**Brief:**
Determine the number of lines in the listing below where the string "Betegállomány" occurs; answer with the number alone.

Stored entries
## START
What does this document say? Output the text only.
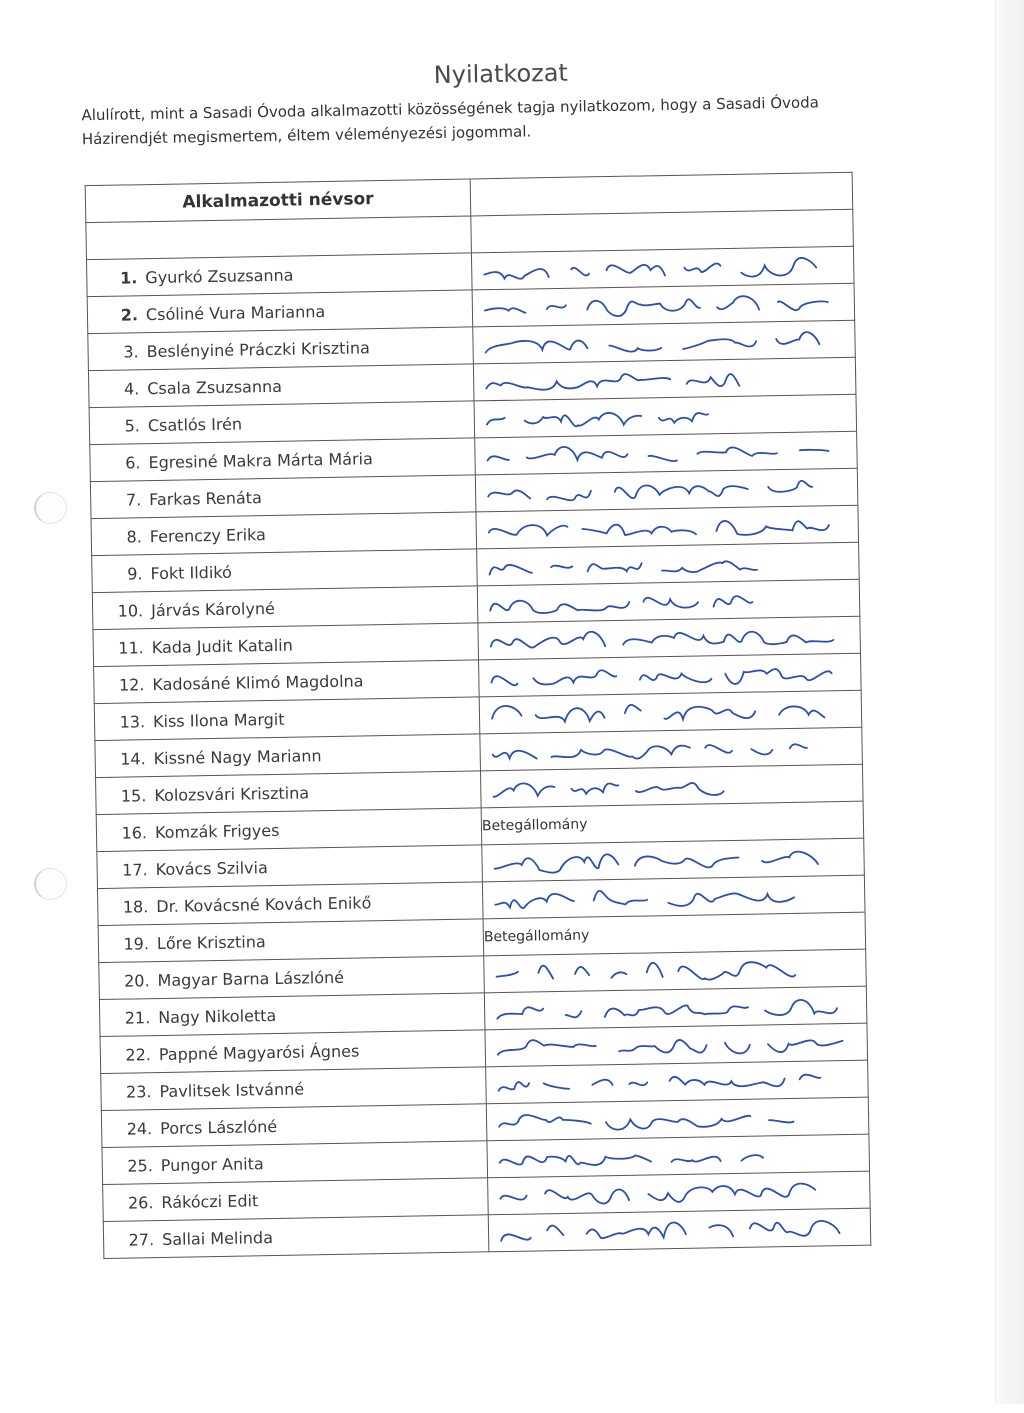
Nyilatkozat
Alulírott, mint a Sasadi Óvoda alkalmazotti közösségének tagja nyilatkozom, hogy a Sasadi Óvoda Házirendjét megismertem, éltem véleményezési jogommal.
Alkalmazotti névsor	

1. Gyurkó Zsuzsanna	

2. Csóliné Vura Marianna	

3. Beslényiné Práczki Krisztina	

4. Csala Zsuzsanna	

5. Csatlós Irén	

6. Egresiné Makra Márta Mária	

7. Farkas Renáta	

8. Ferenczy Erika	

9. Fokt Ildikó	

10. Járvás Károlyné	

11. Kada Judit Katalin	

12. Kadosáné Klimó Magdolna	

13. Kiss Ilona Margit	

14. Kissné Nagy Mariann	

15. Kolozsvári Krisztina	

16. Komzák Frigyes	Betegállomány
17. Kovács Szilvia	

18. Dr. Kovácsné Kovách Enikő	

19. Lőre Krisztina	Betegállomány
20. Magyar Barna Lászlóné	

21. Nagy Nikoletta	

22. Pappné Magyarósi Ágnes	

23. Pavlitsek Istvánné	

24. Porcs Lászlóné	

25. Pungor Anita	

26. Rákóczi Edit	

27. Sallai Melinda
## END
**Solved problem:**
2